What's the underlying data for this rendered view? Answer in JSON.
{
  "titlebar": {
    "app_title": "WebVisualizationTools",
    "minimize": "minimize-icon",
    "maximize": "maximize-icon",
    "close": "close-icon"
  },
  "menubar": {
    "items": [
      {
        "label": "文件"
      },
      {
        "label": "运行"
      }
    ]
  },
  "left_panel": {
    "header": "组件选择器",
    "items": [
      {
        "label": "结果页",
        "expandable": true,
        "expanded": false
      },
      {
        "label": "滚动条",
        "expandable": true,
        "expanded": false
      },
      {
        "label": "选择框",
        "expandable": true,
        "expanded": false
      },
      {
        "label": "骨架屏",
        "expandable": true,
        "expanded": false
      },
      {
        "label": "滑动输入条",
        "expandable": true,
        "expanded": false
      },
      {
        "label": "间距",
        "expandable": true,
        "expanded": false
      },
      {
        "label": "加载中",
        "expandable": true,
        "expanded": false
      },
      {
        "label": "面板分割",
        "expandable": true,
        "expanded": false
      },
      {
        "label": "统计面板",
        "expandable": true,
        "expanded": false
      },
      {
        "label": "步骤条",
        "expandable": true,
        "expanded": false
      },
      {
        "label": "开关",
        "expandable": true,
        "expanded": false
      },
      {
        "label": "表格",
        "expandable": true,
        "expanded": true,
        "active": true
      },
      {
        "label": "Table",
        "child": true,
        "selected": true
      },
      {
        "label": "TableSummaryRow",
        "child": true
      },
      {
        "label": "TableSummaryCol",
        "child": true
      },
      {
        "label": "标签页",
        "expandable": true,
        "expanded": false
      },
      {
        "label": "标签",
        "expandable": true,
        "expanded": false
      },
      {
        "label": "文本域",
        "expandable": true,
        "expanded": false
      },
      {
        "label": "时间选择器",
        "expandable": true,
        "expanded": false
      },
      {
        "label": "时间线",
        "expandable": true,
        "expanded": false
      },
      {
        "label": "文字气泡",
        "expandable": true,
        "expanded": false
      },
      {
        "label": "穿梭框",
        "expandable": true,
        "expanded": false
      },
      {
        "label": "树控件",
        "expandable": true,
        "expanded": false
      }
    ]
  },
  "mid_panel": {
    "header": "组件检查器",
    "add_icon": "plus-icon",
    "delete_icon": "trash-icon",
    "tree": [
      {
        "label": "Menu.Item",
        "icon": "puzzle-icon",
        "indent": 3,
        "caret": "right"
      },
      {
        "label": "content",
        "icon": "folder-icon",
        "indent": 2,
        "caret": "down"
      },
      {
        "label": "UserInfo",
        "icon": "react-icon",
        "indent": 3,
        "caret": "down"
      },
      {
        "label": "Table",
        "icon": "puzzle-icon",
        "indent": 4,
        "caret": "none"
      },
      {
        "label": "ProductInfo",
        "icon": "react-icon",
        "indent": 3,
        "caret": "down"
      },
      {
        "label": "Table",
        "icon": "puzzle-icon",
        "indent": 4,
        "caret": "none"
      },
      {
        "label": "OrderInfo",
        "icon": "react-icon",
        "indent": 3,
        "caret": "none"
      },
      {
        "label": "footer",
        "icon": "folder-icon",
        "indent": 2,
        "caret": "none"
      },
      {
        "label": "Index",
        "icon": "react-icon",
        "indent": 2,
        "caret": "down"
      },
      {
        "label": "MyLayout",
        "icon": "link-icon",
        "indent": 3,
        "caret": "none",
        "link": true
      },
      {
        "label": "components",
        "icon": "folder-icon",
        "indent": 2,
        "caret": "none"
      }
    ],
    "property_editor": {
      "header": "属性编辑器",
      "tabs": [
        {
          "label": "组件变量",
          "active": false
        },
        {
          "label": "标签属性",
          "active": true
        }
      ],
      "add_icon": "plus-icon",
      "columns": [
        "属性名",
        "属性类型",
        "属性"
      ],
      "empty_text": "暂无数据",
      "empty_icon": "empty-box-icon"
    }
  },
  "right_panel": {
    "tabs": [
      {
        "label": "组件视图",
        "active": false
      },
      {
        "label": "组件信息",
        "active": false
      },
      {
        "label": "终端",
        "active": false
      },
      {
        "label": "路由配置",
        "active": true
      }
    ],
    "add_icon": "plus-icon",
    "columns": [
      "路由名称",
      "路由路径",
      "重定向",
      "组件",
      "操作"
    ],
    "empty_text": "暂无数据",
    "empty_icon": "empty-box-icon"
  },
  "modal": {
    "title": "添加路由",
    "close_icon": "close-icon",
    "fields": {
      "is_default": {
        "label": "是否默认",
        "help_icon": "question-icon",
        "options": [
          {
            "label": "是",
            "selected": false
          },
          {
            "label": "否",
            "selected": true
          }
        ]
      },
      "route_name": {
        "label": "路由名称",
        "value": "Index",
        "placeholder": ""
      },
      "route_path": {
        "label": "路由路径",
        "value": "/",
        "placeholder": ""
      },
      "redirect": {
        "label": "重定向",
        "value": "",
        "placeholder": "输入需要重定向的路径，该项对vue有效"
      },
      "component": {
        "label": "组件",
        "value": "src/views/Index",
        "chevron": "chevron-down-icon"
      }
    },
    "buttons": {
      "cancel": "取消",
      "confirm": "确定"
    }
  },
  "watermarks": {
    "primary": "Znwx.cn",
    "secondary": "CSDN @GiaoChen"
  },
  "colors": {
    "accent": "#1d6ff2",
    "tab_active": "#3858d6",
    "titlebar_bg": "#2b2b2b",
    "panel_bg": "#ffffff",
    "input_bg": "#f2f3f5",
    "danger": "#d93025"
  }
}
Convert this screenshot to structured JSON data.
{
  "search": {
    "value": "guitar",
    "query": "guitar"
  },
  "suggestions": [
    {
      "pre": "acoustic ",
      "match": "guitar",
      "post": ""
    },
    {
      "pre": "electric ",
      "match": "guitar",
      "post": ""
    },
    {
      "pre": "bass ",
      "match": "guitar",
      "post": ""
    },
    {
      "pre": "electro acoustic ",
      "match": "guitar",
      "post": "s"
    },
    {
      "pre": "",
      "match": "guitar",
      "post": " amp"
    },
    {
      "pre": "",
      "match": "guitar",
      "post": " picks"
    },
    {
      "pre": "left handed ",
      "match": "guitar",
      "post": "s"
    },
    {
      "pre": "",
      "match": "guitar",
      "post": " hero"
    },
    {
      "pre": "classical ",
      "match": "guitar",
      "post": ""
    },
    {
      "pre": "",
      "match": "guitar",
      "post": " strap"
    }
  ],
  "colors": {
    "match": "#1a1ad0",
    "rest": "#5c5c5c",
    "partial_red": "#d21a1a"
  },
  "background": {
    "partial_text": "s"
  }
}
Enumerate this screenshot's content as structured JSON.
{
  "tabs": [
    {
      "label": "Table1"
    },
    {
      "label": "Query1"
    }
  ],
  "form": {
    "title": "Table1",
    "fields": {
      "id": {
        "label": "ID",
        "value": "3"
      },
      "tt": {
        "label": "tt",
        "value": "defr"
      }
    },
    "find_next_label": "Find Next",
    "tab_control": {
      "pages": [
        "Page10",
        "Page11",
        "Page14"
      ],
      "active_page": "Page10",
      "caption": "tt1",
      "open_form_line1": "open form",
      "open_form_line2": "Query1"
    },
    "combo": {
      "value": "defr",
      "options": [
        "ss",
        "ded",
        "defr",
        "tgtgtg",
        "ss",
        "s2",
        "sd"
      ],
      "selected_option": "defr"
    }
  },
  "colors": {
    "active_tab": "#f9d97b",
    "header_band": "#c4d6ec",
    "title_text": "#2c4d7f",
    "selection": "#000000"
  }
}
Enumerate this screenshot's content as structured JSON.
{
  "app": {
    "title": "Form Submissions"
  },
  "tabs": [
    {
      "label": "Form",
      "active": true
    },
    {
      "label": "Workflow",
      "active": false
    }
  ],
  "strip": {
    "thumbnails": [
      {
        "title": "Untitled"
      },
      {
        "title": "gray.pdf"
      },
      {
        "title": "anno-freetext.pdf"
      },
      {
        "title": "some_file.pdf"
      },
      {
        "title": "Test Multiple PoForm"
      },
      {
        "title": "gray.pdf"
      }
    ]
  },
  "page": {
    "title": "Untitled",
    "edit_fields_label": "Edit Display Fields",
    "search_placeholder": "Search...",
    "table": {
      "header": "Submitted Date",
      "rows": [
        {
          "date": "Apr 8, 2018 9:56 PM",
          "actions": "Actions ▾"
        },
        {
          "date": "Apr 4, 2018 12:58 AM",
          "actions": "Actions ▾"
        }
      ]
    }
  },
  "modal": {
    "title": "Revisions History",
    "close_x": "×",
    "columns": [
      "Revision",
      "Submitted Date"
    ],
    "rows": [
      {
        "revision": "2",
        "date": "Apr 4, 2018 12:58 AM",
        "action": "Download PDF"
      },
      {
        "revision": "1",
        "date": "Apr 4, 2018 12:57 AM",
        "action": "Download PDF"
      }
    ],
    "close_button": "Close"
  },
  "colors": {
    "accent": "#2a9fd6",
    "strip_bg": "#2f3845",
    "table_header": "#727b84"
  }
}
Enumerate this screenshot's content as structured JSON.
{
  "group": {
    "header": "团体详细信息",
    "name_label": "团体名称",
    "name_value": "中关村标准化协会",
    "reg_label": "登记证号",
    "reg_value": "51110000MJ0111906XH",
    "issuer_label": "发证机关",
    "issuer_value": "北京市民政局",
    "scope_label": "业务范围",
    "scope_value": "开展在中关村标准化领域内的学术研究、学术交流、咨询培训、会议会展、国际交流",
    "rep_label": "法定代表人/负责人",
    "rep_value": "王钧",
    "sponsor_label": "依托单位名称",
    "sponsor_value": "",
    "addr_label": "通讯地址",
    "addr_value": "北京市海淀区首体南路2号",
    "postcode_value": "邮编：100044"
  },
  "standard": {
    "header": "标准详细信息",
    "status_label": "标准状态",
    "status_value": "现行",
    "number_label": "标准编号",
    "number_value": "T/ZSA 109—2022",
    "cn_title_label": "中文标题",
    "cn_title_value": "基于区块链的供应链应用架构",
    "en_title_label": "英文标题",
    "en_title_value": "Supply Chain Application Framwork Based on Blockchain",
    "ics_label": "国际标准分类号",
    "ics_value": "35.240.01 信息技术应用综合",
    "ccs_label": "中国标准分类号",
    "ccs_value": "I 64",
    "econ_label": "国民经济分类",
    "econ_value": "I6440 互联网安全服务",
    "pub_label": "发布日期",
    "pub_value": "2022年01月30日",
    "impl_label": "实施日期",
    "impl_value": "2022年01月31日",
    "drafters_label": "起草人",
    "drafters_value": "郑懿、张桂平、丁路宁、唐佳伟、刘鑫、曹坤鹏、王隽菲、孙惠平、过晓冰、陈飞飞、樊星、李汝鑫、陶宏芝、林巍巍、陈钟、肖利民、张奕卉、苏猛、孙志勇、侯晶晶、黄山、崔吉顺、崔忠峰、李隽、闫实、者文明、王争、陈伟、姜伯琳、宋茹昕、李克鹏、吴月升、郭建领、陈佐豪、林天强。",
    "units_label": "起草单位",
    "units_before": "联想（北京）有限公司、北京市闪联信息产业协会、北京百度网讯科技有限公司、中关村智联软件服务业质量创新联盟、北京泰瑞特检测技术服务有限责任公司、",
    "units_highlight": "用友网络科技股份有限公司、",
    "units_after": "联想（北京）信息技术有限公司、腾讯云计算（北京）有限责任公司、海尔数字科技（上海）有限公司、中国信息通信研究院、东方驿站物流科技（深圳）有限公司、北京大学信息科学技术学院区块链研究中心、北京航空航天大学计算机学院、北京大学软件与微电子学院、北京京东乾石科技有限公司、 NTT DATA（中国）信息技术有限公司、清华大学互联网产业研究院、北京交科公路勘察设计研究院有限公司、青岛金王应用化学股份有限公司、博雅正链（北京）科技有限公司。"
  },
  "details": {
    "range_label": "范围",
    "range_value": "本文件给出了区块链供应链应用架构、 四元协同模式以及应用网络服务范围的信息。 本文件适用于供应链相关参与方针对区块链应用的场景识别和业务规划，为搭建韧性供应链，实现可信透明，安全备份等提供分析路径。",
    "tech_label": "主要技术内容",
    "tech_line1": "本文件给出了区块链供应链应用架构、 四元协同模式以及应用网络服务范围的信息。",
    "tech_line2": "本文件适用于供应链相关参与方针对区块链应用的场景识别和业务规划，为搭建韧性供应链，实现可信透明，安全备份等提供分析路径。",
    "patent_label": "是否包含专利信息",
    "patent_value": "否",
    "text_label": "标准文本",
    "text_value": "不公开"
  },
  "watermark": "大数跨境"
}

== Short exercise ==
Whichever lines contain the string "为搭建韧性供应链", select and copy them.

== Solution for this exercise ==
    "range_value": "本文件给出了区块链供应链应用架构、 四元协同模式以及应用网络服务范围的信息。 本文件适用于供应链相关参与方针对区块链应用的场景识别和业务规划，为搭建韧性供应链，实现可信透明，安全备份等提供分析路径。",
    "tech_line2": "本文件适用于供应链相关参与方针对区块链应用的场景识别和业务规划，为搭建韧性供应链，实现可信透明，安全备份等提供分析路径。",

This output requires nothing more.